**Exercise requirements:**
From the entries below, count every line that contains the word "plane". Please give the number and nothing else.

**Given entries:**
***
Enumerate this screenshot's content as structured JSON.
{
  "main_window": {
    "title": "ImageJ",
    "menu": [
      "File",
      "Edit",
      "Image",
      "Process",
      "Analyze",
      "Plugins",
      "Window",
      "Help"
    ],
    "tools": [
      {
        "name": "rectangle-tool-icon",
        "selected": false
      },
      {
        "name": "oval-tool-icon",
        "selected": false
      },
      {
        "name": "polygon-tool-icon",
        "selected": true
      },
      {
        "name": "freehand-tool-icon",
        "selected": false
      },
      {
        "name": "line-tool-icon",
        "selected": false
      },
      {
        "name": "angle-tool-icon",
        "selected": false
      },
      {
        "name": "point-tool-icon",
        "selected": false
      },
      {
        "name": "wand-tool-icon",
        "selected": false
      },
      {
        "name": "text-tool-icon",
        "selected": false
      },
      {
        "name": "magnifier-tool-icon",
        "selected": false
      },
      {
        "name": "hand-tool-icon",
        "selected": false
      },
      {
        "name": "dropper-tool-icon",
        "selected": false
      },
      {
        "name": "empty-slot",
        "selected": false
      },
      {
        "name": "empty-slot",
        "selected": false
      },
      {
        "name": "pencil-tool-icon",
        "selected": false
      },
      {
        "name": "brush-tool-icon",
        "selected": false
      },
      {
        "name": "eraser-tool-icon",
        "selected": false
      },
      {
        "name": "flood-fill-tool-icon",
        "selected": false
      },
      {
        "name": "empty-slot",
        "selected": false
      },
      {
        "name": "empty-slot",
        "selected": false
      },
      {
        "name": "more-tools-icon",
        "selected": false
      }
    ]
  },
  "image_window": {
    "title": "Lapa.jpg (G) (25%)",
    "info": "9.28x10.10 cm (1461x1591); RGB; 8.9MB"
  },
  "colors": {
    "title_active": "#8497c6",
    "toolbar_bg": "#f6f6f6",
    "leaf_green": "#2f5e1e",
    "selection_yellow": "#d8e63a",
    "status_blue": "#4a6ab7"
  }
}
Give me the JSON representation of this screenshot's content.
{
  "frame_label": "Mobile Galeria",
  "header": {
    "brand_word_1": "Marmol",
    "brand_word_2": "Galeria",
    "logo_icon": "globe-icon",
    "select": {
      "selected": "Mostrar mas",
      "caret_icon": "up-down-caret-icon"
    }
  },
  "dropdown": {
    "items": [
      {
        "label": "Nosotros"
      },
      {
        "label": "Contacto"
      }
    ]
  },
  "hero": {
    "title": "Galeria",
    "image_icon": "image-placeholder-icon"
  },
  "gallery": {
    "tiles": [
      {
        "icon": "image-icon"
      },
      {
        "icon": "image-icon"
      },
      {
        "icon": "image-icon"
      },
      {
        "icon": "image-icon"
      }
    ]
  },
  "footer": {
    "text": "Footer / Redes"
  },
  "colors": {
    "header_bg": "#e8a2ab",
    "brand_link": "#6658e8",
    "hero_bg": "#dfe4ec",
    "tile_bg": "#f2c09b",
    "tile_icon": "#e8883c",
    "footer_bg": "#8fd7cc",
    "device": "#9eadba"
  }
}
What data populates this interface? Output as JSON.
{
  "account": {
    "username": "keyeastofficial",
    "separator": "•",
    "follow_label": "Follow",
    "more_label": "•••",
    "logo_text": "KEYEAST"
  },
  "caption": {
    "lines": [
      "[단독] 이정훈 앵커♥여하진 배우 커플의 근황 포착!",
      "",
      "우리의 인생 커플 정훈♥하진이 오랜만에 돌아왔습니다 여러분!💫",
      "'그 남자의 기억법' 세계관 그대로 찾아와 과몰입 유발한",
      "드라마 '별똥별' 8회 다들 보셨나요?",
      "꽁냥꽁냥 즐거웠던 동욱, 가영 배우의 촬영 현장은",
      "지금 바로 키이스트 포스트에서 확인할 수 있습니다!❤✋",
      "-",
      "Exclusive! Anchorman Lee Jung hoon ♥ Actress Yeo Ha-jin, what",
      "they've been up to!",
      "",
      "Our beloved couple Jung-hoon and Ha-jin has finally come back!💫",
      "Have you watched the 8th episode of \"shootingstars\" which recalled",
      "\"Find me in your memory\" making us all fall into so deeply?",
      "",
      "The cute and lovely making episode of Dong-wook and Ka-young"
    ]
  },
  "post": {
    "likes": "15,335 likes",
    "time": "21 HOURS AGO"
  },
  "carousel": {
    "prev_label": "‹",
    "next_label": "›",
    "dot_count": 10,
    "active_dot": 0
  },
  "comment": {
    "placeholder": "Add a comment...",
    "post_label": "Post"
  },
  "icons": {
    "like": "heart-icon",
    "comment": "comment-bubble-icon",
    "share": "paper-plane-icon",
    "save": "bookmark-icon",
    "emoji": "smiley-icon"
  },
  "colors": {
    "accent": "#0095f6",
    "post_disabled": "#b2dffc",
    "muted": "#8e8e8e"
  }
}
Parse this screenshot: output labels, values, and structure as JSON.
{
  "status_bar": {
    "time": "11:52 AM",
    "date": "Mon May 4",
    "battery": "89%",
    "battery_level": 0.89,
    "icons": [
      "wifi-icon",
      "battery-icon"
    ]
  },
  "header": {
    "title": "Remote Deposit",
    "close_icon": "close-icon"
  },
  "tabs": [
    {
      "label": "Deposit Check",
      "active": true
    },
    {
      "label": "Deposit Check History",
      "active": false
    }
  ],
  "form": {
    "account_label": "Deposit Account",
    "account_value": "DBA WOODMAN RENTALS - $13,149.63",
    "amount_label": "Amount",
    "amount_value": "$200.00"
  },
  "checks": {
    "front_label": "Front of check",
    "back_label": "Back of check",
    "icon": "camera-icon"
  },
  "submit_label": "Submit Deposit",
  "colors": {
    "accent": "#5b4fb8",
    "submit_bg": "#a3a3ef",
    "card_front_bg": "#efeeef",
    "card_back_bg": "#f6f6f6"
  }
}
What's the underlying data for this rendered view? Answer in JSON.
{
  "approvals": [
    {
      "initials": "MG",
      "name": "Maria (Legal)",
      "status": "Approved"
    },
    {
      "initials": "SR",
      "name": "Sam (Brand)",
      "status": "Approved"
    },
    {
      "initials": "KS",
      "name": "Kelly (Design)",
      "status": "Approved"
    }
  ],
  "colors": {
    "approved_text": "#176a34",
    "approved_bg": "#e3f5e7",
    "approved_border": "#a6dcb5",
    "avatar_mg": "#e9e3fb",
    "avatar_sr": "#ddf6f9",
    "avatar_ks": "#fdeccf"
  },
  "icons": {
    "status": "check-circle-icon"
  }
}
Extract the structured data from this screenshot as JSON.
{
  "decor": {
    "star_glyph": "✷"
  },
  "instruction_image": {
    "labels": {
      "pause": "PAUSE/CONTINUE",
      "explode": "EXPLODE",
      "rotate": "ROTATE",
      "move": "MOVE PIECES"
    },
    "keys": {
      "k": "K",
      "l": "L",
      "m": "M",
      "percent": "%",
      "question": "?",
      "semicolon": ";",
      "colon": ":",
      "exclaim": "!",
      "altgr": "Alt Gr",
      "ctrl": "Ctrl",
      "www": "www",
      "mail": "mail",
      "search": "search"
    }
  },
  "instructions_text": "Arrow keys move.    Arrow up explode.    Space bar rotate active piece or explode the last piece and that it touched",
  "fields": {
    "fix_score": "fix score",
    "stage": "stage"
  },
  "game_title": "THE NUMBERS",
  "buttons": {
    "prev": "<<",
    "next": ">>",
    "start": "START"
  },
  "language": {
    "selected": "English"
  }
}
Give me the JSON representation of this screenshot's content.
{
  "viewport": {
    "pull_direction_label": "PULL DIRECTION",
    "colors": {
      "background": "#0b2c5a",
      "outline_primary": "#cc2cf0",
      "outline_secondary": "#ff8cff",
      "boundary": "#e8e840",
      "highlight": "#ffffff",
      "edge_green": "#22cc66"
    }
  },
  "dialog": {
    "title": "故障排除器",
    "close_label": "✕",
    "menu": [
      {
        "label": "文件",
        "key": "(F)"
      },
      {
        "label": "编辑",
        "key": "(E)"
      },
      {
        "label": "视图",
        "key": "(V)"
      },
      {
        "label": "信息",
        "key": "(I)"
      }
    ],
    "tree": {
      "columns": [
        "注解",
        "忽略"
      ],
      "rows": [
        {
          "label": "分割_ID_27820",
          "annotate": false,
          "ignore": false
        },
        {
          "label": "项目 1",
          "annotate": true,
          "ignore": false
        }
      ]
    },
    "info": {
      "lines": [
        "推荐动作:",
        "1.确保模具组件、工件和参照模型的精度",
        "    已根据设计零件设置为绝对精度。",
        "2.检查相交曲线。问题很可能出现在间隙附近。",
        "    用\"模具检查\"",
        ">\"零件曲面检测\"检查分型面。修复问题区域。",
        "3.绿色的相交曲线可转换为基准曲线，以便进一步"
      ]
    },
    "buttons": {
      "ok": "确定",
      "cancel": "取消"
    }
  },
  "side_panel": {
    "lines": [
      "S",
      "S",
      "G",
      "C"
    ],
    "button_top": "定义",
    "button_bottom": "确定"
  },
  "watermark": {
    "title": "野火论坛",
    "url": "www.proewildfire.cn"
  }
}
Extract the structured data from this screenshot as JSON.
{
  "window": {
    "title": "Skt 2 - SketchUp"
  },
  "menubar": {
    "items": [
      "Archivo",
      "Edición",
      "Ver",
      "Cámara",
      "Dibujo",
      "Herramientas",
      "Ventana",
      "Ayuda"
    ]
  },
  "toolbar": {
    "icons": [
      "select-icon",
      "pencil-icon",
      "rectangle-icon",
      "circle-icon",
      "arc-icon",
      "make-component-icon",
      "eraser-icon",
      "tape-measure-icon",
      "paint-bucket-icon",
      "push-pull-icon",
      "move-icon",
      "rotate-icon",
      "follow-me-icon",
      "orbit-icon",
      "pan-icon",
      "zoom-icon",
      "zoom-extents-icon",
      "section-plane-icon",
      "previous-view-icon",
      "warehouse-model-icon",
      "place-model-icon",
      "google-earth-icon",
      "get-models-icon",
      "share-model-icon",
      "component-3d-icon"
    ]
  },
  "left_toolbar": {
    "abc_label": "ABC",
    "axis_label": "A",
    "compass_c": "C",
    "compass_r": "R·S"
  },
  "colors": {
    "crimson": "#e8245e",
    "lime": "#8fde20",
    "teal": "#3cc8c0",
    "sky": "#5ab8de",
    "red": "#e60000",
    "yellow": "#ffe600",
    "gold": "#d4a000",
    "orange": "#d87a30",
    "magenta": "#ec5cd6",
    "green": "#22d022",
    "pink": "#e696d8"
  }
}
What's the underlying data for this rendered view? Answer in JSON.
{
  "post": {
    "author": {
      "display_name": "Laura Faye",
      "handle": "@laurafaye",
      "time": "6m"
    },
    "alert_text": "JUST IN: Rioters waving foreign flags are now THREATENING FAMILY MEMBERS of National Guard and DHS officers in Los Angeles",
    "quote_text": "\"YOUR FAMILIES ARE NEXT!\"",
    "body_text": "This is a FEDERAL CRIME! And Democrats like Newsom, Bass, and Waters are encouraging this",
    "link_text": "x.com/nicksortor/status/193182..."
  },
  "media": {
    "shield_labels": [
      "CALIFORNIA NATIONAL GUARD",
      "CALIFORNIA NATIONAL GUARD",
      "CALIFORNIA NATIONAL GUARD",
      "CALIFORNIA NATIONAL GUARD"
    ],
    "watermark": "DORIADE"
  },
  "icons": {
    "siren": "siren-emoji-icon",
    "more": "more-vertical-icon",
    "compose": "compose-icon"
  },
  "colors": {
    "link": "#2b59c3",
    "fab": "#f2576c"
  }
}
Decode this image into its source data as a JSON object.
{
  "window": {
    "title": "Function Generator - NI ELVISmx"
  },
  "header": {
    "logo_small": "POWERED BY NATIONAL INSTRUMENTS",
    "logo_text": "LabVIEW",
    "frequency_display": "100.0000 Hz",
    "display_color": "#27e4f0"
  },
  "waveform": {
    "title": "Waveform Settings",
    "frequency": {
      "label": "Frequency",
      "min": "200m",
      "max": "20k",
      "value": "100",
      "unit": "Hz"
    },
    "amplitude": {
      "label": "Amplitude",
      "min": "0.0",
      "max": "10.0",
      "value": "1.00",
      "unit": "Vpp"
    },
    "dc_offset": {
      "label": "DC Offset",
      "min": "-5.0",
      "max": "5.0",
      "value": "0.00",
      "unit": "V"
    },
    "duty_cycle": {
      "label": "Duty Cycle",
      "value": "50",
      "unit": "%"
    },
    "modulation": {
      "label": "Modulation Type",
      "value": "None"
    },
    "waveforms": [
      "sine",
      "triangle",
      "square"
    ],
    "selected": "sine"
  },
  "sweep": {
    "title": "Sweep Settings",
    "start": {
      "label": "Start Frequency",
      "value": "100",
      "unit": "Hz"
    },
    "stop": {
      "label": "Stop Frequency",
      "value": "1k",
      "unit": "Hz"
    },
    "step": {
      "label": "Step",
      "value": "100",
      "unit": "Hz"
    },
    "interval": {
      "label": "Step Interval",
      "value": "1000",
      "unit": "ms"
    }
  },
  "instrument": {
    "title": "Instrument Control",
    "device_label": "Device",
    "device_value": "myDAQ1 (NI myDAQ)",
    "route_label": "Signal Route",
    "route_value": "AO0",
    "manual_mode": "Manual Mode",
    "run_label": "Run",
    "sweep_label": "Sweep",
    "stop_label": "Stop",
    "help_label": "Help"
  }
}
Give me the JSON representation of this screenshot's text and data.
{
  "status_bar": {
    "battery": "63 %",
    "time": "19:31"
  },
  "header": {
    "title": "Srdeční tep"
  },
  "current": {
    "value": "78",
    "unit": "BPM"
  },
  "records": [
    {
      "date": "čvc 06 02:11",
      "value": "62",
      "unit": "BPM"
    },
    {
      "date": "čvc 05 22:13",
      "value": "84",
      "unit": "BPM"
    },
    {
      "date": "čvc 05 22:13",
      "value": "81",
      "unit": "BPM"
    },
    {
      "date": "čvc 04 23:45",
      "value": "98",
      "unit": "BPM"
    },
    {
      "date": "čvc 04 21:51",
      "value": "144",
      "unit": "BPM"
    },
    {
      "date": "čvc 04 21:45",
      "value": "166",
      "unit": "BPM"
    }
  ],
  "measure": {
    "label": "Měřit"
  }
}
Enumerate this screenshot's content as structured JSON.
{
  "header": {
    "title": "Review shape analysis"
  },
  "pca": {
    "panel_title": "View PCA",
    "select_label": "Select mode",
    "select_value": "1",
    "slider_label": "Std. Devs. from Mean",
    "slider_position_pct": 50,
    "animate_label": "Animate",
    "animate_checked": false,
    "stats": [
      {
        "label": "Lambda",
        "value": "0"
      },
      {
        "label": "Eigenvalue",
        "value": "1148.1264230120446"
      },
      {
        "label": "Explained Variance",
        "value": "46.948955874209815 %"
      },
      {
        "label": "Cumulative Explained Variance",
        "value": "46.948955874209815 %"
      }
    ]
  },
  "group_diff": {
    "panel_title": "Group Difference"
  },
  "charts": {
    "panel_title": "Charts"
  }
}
***
**Reply to the exercise:**
2